--- Begin RECORD SET ---
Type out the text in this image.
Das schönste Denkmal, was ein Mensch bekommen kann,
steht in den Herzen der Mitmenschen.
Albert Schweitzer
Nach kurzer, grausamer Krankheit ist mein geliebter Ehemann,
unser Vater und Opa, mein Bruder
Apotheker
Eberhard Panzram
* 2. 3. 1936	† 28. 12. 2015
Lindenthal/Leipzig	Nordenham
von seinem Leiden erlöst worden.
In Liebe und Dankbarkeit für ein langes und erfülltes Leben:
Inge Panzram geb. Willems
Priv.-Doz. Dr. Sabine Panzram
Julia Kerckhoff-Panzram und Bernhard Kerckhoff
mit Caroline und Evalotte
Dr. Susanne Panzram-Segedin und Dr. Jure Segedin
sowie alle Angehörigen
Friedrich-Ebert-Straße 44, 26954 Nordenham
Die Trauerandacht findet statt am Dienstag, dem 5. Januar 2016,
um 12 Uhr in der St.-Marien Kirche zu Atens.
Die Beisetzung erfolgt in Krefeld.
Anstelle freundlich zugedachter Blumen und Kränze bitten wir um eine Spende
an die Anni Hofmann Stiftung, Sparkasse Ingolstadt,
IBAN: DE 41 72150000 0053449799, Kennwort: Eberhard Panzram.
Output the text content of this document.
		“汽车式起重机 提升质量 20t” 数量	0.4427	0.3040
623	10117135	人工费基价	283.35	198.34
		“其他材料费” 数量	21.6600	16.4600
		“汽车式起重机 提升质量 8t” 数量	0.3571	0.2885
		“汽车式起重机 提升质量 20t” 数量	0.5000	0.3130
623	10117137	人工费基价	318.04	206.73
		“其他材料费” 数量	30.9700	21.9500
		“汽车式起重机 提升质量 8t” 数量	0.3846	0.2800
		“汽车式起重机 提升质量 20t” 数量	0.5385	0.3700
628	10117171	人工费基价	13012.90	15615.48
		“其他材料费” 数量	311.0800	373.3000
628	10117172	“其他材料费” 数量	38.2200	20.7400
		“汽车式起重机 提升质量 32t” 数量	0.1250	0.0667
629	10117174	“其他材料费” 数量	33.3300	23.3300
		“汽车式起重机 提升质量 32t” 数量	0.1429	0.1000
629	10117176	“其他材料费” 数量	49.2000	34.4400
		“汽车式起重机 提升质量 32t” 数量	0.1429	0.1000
--- End RECORD SET ---
TASK STATEMENT = Please quote the records above exactly, without skipping a line.

COMPLETED TASK =
Type out the text in this image.
Das schönste Denkmal, was ein Mensch bekommen kann,
steht in den Herzen der Mitmenschen.
Albert Schweitzer
Nach kurzer, grausamer Krankheit ist mein geliebter Ehemann,
unser Vater und Opa, mein Bruder
Apotheker
Eberhard Panzram
* 2. 3. 1936	† 28. 12. 2015
Lindenthal/Leipzig	Nordenham
von seinem Leiden erlöst worden.
In Liebe und Dankbarkeit für ein langes und erfülltes Leben:
Inge Panzram geb. Willems
Priv.-Doz. Dr. Sabine Panzram
Julia Kerckhoff-Panzram und Bernhard Kerckhoff
mit Caroline und Evalotte
Dr. Susanne Panzram-Segedin und Dr. Jure Segedin
sowie alle Angehörigen
Friedrich-Ebert-Straße 44, 26954 Nordenham
Die Trauerandacht findet statt am Dienstag, dem 5. Januar 2016,
um 12 Uhr in der St.-Marien Kirche zu Atens.
Die Beisetzung erfolgt in Krefeld.
Anstelle freundlich zugedachter Blumen und Kränze bitten wir um eine Spende
an die Anni Hofmann Stiftung, Sparkasse Ingolstadt,
IBAN: DE 41 72150000 0053449799, Kennwort: Eberhard Panzram.
Output the text content of this document.
		“汽车式起重机 提升质量 20t” 数量	0.4427	0.3040
623	10117135	人工费基价	283.35	198.34
		“其他材料费” 数量	21.6600	16.4600
		“汽车式起重机 提升质量 8t” 数量	0.3571	0.2885
		“汽车式起重机 提升质量 20t” 数量	0.5000	0.3130
623	10117137	人工费基价	318.04	206.73
		“其他材料费” 数量	30.9700	21.9500
		“汽车式起重机 提升质量 8t” 数量	0.3846	0.2800
		“汽车式起重机 提升质量 20t” 数量	0.5385	0.3700
628	10117171	人工费基价	13012.90	15615.48
		“其他材料费” 数量	311.0800	373.3000
628	10117172	“其他材料费” 数量	38.2200	20.7400
		“汽车式起重机 提升质量 32t” 数量	0.1250	0.0667
629	10117174	“其他材料费” 数量	33.3300	23.3300
		“汽车式起重机 提升质量 32t” 数量	0.1429	0.1000
629	10117176	“其他材料费” 数量	49.2000	34.4400
		“汽车式起重机 提升质量 32t” 数量	0.1429	0.1000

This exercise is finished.